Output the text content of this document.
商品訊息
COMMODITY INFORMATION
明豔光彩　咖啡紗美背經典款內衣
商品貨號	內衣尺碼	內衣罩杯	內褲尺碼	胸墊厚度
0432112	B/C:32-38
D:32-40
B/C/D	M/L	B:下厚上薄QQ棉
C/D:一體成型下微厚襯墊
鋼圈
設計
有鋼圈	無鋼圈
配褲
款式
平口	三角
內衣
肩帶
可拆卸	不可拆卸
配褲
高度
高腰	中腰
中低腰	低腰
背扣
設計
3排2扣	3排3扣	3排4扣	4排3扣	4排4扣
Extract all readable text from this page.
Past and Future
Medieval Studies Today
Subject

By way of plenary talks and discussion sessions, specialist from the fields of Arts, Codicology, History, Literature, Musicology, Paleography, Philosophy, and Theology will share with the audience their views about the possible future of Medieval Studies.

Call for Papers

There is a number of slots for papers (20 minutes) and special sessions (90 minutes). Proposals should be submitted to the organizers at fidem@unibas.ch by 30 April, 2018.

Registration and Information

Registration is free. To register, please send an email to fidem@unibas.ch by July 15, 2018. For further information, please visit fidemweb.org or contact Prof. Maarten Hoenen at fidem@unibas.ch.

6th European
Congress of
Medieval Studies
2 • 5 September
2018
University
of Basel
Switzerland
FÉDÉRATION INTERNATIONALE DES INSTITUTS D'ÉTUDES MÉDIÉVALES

# [Brief]
Nothing but the lines from the one with "Extract all readable text from this page." through the end of the data above should be repeated, each exactly as it stands.

# [Exercise result]
Extract all readable text from this page.
Past and Future
Medieval Studies Today
Subject

By way of plenary talks and discussion sessions, specialist from the fields of Arts, Codicology, History, Literature, Musicology, Paleography, Philosophy, and Theology will share with the audience their views about the possible future of Medieval Studies.

Call for Papers

There is a number of slots for papers (20 minutes) and special sessions (90 minutes). Proposals should be submitted to the organizers at fidem@unibas.ch by 30 April, 2018.

Registration and Information

Registration is free. To register, please send an email to fidem@unibas.ch by July 15, 2018. For further information, please visit fidemweb.org or contact Prof. Maarten Hoenen at fidem@unibas.ch.

6th European
Congress of
Medieval Studies
2 • 5 September
2018
University
of Basel
Switzerland
FÉDÉRATION INTERNATIONALE DES INSTITUTS D'ÉTUDES MÉDIÉVALES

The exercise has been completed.